*** SUPPLIED RECORDS ***

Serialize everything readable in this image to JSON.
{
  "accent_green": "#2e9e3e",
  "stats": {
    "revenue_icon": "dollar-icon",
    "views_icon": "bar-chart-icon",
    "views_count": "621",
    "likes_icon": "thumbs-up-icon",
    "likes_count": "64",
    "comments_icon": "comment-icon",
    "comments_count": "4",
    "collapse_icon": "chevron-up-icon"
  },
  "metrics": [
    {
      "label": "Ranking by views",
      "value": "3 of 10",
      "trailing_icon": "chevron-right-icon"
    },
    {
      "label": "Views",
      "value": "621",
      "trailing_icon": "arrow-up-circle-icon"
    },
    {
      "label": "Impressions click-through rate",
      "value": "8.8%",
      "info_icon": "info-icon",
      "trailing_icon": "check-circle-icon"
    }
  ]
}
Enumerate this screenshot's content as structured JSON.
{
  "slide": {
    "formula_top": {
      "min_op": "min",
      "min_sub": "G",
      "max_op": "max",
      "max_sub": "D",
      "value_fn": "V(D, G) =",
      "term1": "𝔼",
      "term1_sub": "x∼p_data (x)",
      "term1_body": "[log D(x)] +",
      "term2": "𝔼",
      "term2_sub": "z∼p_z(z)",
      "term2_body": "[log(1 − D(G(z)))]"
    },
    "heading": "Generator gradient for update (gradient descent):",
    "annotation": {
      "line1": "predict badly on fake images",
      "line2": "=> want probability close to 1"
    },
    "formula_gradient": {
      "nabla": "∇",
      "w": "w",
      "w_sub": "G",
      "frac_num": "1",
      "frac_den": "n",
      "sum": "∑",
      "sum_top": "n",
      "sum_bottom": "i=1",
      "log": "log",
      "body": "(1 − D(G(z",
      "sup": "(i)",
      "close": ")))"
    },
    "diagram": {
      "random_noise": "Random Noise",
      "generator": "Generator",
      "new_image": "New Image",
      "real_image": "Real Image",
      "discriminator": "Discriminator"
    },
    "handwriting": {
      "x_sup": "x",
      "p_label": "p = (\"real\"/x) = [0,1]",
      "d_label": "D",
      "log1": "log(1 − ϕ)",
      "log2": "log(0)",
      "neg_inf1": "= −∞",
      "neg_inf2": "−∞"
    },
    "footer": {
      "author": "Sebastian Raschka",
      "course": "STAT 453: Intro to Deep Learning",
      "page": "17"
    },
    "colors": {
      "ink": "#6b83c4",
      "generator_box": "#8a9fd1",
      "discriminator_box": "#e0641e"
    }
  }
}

***

- [EXERCISE REQUIREMENTS] Search the preceding listing for the word "close" and pull out every line that holds it.

- [RIGHT ANSWER]
      "line2": "=> want probability close to 1"
      "close": ")))"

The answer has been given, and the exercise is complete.